TASK TO COMPLETE:
Your task is to give the data again, exactly, with every line intact.
=== DATA SHOWN ===
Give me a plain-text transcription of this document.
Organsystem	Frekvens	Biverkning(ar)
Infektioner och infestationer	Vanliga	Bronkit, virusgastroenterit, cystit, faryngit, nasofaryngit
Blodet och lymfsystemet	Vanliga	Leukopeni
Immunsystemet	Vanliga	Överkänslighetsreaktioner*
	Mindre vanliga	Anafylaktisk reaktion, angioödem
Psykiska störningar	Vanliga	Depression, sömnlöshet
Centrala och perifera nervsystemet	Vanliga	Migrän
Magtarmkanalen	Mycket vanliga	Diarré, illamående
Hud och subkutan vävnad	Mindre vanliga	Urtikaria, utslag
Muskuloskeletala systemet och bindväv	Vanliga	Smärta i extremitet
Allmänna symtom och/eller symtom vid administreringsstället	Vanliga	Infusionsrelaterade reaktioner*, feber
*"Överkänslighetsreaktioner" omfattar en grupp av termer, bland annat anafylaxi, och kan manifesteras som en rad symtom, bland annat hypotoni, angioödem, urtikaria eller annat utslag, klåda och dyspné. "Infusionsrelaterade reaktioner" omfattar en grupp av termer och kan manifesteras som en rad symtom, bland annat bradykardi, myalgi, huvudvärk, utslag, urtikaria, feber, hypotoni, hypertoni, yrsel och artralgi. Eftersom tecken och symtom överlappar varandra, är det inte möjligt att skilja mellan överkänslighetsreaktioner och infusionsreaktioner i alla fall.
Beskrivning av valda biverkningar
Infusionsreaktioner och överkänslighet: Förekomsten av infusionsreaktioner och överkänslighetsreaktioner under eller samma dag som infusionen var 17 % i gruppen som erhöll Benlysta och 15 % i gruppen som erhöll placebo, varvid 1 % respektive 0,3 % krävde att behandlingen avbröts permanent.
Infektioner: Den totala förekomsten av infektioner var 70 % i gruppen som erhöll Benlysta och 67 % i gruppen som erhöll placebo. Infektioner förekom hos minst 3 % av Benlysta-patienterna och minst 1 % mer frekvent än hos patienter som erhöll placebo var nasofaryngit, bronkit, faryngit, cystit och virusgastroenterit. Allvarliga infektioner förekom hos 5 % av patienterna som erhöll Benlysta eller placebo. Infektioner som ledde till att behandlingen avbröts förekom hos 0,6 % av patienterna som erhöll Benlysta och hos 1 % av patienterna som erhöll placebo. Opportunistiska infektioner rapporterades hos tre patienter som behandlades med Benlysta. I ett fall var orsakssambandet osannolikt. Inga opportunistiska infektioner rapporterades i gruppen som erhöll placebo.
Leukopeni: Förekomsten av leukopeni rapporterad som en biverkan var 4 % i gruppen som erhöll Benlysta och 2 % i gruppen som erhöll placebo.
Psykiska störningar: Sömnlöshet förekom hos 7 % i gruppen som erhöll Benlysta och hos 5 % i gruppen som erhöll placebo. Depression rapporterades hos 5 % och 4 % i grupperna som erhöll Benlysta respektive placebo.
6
===
RESPONSE TO THE EXERCISE:
Give me a plain-text transcription of this document.
Organsystem	Frekvens	Biverkning(ar)
Infektioner och infestationer	Vanliga	Bronkit, virusgastroenterit, cystit, faryngit, nasofaryngit
Blodet och lymfsystemet	Vanliga	Leukopeni
Immunsystemet	Vanliga	Överkänslighetsreaktioner*
	Mindre vanliga	Anafylaktisk reaktion, angioödem
Psykiska störningar	Vanliga	Depression, sömnlöshet
Centrala och perifera nervsystemet	Vanliga	Migrän
Magtarmkanalen	Mycket vanliga	Diarré, illamående
Hud och subkutan vävnad	Mindre vanliga	Urtikaria, utslag
Muskuloskeletala systemet och bindväv	Vanliga	Smärta i extremitet
Allmänna symtom och/eller symtom vid administreringsstället	Vanliga	Infusionsrelaterade reaktioner*, feber
*"Överkänslighetsreaktioner" omfattar en grupp av termer, bland annat anafylaxi, och kan manifesteras som en rad symtom, bland annat hypotoni, angioödem, urtikaria eller annat utslag, klåda och dyspné. "Infusionsrelaterade reaktioner" omfattar en grupp av termer och kan manifesteras som en rad symtom, bland annat bradykardi, myalgi, huvudvärk, utslag, urtikaria, feber, hypotoni, hypertoni, yrsel och artralgi. Eftersom tecken och symtom överlappar varandra, är det inte möjligt att skilja mellan överkänslighetsreaktioner och infusionsreaktioner i alla fall.
Beskrivning av valda biverkningar
Infusionsreaktioner och överkänslighet: Förekomsten av infusionsreaktioner och överkänslighetsreaktioner under eller samma dag som infusionen var 17 % i gruppen som erhöll Benlysta och 15 % i gruppen som erhöll placebo, varvid 1 % respektive 0,3 % krävde att behandlingen avbröts permanent.
Infektioner: Den totala förekomsten av infektioner var 70 % i gruppen som erhöll Benlysta och 67 % i gruppen som erhöll placebo. Infektioner förekom hos minst 3 % av Benlysta-patienterna och minst 1 % mer frekvent än hos patienter som erhöll placebo var nasofaryngit, bronkit, faryngit, cystit och virusgastroenterit. Allvarliga infektioner förekom hos 5 % av patienterna som erhöll Benlysta eller placebo. Infektioner som ledde till att behandlingen avbröts förekom hos 0,6 % av patienterna som erhöll Benlysta och hos 1 % av patienterna som erhöll placebo. Opportunistiska infektioner rapporterades hos tre patienter som behandlades med Benlysta. I ett fall var orsakssambandet osannolikt. Inga opportunistiska infektioner rapporterades i gruppen som erhöll placebo.
Leukopeni: Förekomsten av leukopeni rapporterad som en biverkan var 4 % i gruppen som erhöll Benlysta och 2 % i gruppen som erhöll placebo.
Psykiska störningar: Sömnlöshet förekom hos 7 % i gruppen som erhöll Benlysta och hos 5 % i gruppen som erhöll placebo. Depression rapporterades hos 5 % och 4 % i grupperna som erhöll Benlysta respektive placebo.
6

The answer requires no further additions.